--- Listing ---
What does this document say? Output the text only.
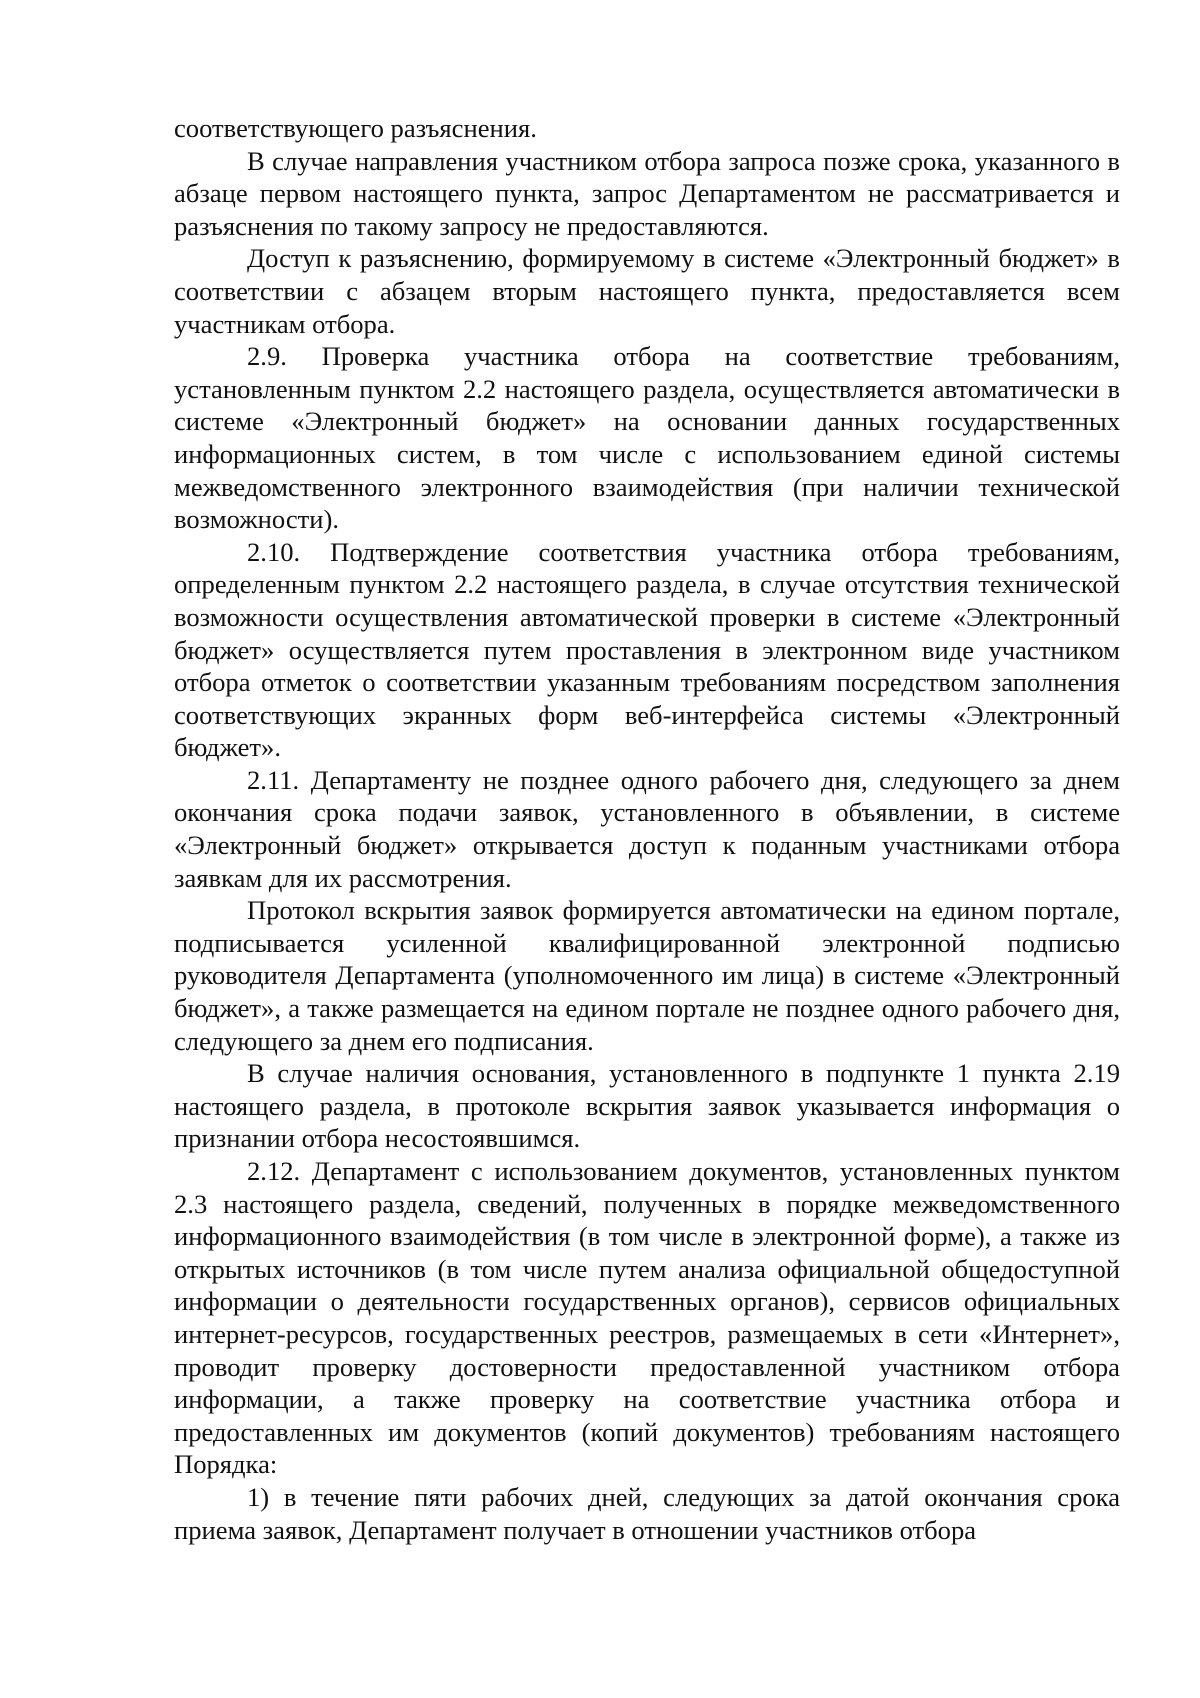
соответствующего разъяснения.

В случае направления участником отбора запроса позже срока, указанного в абзаце первом настоящего пункта, запрос Департаментом не рассматривается и разъяснения по такому запросу не предоставляются.

Доступ к разъяснению, формируемому в системе «Электронный бюджет» в соответствии с абзацем вторым настоящего пункта, предоставляется всем участникам отбора.

2.9. Проверка участника отбора на соответствие требованиям, установленным пунктом 2.2 настоящего раздела, осуществляется автоматически в системе «Электронный бюджет» на основании данных государственных информационных систем, в том числе с использованием единой системы межведомственного электронного взаимодействия (при наличии технической возможности).

2.10. Подтверждение соответствия участника отбора требованиям, определенным пунктом 2.2 настоящего раздела, в случае отсутствия технической возможности осуществления автоматической проверки в системе «Электронный бюджет» осуществляется путем проставления в электронном виде участником отбора отметок о соответствии указанным требованиям посредством заполнения соответствующих экранных форм веб-интерфейса системы «Электронный бюджет».

2.11. Департаменту не позднее одного рабочего дня, следующего за днем окончания срока подачи заявок, установленного в объявлении, в системе «Электронный бюджет» открывается доступ к поданным участниками отбора заявкам для их рассмотрения.

Протокол вскрытия заявок формируется автоматически на едином портале, подписывается усиленной квалифицированной электронной подписью руководителя Департамента (уполномоченного им лица) в системе «Электронный бюджет», а также размещается на едином портале не позднее одного рабочего дня, следующего за днем его подписания.

В случае наличия основания, установленного в подпункте 1 пункта 2.19 настоящего раздела, в протоколе вскрытия заявок указывается информация о признании отбора несостоявшимся.

2.12. Департамент с использованием документов, установленных пунктом 2.3 настоящего раздела, сведений, полученных в порядке межведомственного информационного взаимодействия (в том числе в электронной форме), а также из открытых источников (в том числе путем анализа официальной общедоступной информации о деятельности государственных органов), сервисов официальных интернет-ресурсов, государственных реестров, размещаемых в сети «Интернет», проводит проверку достоверности предоставленной участником отбора информации, а также проверку на соответствие участника отбора и предоставленных им документов (копий документов) требованиям настоящего Порядка:

1) в течение пяти рабочих дней, следующих за датой окончания срока приема заявок, Департамент получает в отношении участников отбора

--- Your task ---
From the material above, gather all lines that include the string "пункта" and copy them.

--- Output of the task ---
В случае направления участником отбора запроса позже срока, указанного в абзаце первом настоящего пункта, запрос Департаментом не рассматривается и разъяснения по такому запросу не предоставляются.
Доступ к разъяснению, формируемому в системе «Электронный бюджет» в соответствии с абзацем вторым настоящего пункта, предоставляется всем участникам отбора.
В случае наличия основания, установленного в подпункте 1 пункта 2.19 настоящего раздела, в протоколе вскрытия заявок указывается информация о признании отбора несостоявшимся.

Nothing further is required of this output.